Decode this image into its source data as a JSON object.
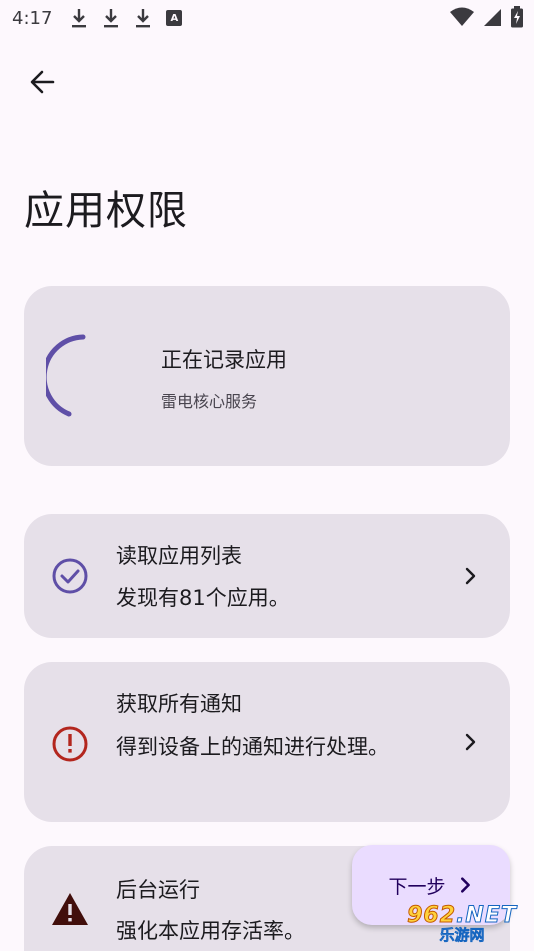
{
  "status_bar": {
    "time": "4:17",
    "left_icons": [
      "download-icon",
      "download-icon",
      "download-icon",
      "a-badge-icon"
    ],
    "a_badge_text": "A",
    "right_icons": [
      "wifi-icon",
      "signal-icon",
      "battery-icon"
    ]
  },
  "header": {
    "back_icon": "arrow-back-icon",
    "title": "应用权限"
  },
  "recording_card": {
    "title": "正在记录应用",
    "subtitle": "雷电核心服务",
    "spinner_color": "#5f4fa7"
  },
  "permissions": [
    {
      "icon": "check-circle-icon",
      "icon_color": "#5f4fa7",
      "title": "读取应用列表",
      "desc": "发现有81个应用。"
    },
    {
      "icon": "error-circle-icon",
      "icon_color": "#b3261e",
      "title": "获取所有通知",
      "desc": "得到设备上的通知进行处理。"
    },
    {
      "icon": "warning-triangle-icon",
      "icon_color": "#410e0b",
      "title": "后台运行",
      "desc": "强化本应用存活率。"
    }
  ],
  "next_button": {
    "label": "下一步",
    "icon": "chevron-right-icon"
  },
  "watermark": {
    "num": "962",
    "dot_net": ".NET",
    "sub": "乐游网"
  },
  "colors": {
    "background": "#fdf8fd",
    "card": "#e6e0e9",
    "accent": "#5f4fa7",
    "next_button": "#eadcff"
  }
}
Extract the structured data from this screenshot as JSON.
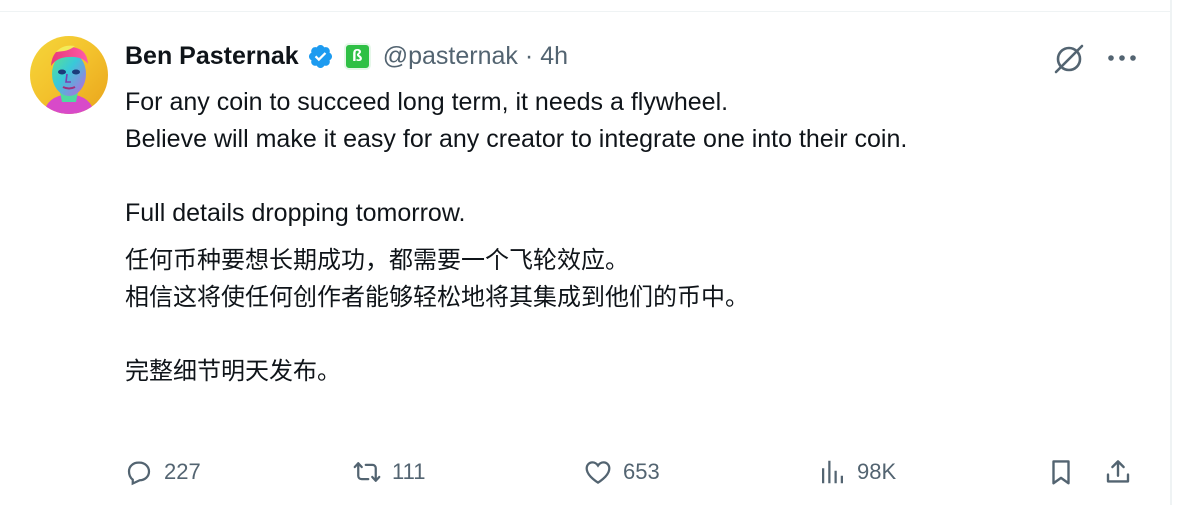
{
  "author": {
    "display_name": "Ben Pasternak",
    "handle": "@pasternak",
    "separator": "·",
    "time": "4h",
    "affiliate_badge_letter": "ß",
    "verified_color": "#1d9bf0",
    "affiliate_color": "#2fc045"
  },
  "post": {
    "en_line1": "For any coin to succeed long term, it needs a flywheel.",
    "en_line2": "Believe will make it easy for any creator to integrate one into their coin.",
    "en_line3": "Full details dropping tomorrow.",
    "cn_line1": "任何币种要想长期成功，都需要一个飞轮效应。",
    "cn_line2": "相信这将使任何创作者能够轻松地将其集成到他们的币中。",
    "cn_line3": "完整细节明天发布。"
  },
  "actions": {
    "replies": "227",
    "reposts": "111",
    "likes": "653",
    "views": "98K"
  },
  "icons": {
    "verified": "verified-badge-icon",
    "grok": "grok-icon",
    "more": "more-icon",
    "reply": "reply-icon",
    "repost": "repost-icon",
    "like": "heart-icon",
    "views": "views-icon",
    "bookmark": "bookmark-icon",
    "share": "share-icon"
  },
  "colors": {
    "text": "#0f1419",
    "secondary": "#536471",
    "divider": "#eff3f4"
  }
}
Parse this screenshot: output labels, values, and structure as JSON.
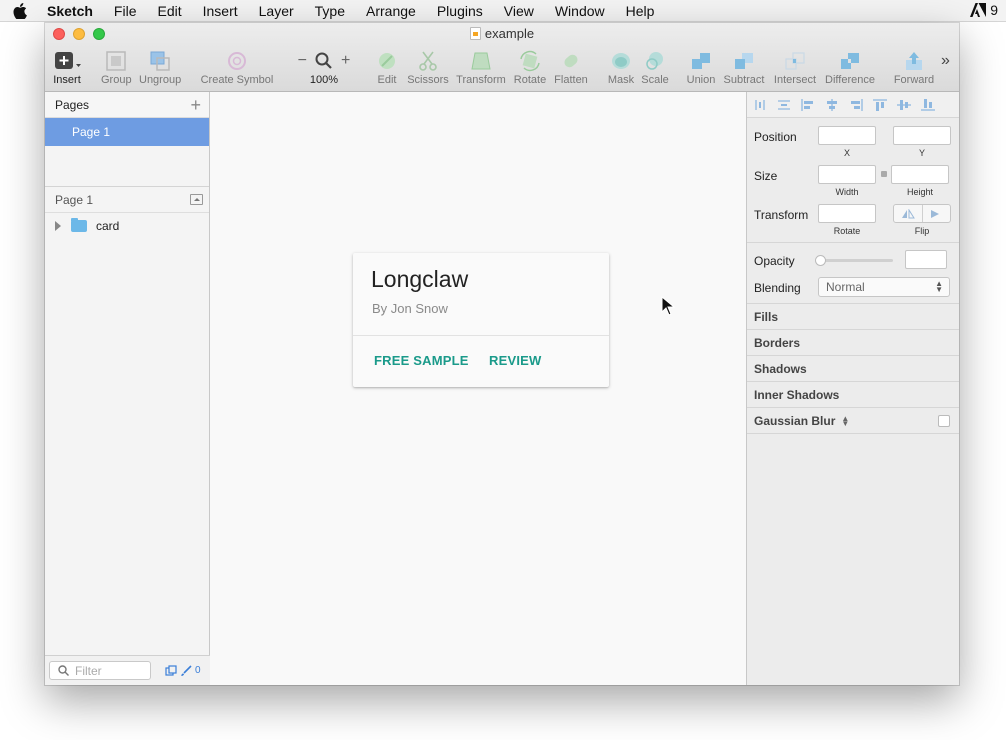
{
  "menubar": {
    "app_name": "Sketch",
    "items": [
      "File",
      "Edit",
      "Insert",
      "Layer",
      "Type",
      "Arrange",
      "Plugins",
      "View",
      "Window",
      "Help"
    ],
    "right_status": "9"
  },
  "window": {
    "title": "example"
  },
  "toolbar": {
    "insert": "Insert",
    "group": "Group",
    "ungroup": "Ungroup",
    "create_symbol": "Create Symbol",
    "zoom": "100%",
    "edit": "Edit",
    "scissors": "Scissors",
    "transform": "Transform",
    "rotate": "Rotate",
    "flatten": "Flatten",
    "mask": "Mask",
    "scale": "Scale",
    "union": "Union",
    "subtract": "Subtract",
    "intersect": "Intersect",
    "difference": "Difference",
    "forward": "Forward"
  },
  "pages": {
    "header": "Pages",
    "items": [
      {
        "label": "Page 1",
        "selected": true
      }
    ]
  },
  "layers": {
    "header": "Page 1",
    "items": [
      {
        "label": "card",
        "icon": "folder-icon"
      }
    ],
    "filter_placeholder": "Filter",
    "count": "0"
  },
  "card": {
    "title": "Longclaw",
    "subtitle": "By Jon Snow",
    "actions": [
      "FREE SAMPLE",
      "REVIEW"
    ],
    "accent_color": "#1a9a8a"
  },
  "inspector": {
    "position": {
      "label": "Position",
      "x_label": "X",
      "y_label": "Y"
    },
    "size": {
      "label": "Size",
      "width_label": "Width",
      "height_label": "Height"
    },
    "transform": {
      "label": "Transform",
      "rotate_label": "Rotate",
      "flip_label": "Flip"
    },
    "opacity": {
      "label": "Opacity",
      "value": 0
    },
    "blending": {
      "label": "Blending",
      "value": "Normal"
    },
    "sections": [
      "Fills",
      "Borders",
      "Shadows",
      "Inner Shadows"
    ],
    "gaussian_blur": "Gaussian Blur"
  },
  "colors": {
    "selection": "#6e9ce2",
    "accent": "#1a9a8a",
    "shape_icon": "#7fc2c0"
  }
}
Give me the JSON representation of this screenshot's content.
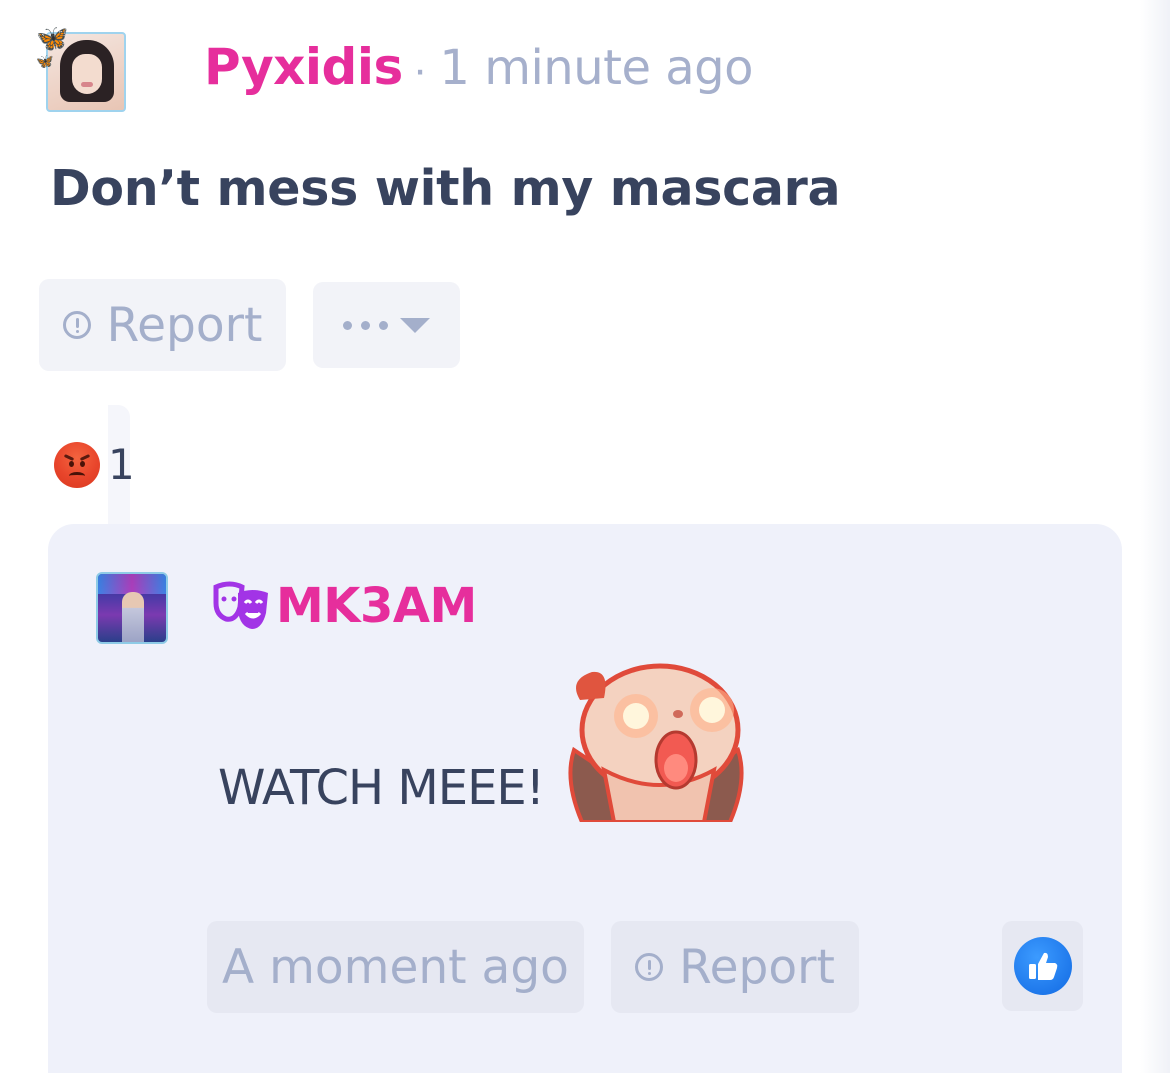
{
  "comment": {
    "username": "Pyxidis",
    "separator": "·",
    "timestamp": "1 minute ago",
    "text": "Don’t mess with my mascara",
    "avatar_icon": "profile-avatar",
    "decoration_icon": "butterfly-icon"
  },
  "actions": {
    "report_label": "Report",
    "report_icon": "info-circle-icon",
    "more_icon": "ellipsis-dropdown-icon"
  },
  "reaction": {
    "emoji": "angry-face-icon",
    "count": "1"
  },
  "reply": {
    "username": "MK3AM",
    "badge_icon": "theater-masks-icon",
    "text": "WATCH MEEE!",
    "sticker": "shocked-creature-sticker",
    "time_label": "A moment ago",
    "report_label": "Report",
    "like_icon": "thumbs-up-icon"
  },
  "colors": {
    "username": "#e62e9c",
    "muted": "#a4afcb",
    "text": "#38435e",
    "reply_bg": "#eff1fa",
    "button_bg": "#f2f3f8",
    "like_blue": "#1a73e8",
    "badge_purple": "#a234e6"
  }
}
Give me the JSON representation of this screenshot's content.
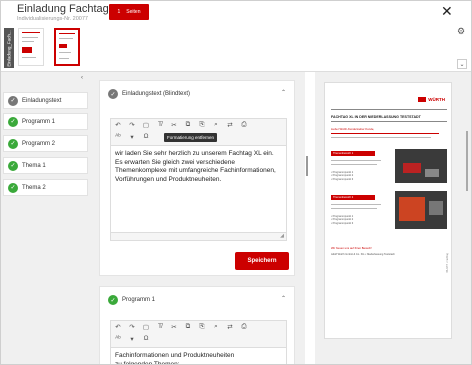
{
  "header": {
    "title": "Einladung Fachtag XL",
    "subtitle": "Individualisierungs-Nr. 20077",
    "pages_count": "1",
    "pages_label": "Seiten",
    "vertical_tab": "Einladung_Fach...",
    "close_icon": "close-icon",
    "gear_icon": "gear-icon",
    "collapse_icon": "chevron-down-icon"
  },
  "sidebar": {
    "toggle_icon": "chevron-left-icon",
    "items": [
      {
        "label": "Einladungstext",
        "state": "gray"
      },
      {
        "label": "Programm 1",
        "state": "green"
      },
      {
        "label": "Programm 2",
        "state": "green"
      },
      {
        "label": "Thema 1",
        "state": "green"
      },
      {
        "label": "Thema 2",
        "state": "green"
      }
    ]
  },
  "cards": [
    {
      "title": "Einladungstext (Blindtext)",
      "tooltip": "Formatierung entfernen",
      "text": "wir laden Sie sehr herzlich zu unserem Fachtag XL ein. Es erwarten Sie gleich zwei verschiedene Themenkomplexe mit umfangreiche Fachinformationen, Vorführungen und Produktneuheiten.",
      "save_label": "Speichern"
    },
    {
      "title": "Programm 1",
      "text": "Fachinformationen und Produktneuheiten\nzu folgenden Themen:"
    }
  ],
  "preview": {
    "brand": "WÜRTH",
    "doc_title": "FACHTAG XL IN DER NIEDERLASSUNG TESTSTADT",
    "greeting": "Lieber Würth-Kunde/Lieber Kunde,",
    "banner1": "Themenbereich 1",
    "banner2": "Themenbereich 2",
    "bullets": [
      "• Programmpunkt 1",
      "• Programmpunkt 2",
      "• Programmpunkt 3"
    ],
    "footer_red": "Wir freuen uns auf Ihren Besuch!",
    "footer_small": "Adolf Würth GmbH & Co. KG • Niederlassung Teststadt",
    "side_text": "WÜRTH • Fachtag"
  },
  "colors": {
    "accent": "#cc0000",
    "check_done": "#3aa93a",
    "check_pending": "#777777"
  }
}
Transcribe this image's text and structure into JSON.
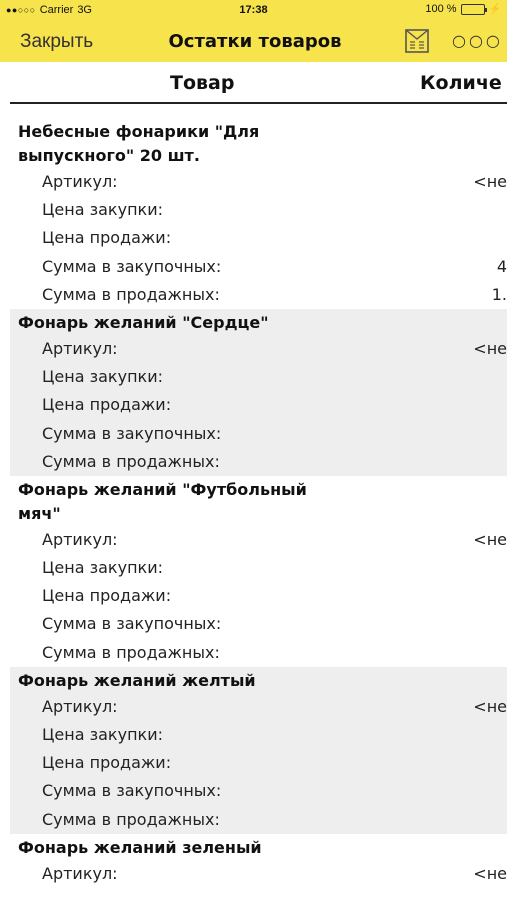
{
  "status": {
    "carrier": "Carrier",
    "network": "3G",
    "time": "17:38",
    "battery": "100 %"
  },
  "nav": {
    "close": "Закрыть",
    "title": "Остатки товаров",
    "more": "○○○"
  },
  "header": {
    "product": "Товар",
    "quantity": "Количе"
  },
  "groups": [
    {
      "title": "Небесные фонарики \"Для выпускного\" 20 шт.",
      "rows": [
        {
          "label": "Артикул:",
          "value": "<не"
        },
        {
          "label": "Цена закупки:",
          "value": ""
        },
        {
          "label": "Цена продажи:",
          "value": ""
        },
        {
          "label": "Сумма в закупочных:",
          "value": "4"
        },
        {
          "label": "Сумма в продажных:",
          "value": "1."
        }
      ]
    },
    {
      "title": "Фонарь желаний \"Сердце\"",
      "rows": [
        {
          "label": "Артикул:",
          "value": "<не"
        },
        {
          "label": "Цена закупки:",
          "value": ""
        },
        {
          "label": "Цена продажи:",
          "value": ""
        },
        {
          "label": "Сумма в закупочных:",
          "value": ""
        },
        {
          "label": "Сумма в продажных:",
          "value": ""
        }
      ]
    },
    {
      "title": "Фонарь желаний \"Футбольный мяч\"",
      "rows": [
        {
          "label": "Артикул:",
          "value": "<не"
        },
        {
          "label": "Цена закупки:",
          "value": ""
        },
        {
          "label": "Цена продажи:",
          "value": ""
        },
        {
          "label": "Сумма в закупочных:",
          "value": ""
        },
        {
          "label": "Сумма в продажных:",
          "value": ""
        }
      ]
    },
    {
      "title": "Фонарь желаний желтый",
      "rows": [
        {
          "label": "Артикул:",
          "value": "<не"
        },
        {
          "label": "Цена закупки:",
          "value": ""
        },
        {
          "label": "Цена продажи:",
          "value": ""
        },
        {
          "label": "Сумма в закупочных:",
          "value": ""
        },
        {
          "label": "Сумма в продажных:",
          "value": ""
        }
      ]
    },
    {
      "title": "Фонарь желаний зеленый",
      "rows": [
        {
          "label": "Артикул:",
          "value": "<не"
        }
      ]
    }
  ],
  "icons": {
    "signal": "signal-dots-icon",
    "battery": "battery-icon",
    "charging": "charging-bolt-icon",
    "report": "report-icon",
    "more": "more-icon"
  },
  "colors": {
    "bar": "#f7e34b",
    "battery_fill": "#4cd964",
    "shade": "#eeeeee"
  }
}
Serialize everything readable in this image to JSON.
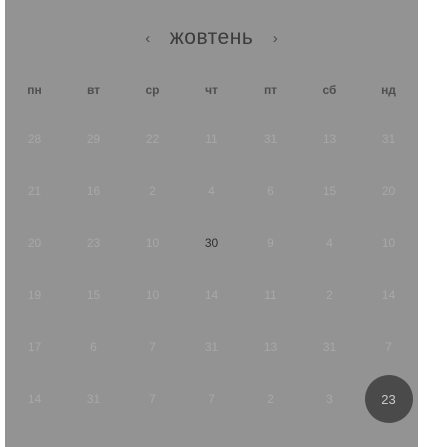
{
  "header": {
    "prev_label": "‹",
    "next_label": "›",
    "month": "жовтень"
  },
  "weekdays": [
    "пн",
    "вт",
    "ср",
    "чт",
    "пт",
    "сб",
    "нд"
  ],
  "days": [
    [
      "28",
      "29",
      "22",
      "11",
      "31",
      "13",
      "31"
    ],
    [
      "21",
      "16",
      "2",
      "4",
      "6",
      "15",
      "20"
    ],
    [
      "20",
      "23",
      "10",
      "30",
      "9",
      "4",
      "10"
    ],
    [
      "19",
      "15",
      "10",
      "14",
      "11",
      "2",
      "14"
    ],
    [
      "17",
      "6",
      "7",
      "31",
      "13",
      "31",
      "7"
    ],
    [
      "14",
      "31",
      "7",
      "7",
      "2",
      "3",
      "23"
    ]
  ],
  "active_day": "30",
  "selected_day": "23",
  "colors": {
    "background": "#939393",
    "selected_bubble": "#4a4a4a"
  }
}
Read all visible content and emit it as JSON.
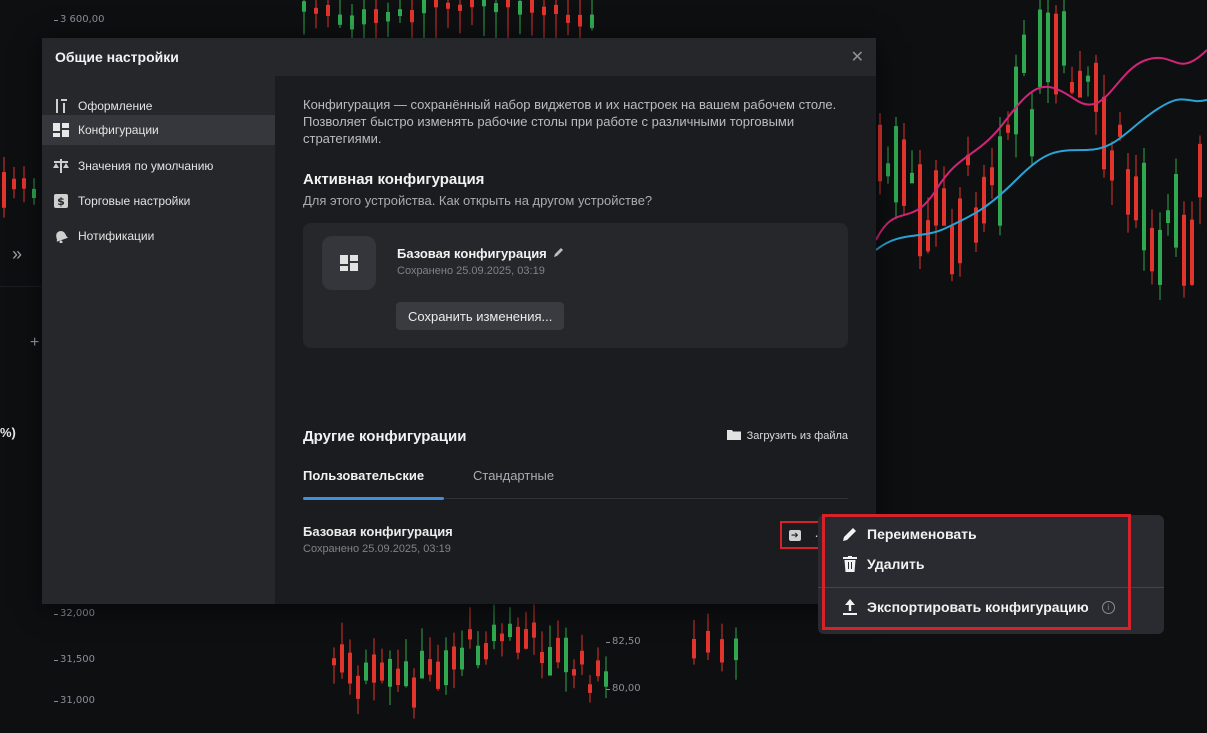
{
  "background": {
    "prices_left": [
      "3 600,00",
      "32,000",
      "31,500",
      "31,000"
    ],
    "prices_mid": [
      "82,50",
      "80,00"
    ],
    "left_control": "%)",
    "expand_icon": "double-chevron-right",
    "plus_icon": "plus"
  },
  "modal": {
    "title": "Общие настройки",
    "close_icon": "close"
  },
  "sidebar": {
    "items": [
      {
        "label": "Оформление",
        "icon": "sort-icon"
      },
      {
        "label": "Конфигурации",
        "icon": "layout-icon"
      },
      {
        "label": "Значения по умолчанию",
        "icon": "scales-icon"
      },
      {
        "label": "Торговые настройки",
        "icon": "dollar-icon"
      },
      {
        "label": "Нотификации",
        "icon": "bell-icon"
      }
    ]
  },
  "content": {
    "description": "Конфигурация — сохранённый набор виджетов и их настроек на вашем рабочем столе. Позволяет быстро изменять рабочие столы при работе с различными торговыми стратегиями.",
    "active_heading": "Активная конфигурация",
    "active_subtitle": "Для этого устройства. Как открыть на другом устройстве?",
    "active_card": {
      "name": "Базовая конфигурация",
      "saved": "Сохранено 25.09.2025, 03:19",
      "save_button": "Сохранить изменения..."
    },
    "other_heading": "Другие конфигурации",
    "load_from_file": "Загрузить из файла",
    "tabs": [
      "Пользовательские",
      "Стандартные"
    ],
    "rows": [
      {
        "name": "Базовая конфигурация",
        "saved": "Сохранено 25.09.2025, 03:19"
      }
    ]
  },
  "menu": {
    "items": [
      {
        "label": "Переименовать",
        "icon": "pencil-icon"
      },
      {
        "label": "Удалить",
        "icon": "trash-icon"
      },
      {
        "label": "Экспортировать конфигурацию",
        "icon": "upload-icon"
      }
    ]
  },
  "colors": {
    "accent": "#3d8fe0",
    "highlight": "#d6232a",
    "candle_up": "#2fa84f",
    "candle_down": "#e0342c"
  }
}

|---|

Problem description ▸
From the entries above, select each line containing the string "настройки".

Solved problem ▸
    "title": "Общие настройки",
        "label": "Торговые настройки",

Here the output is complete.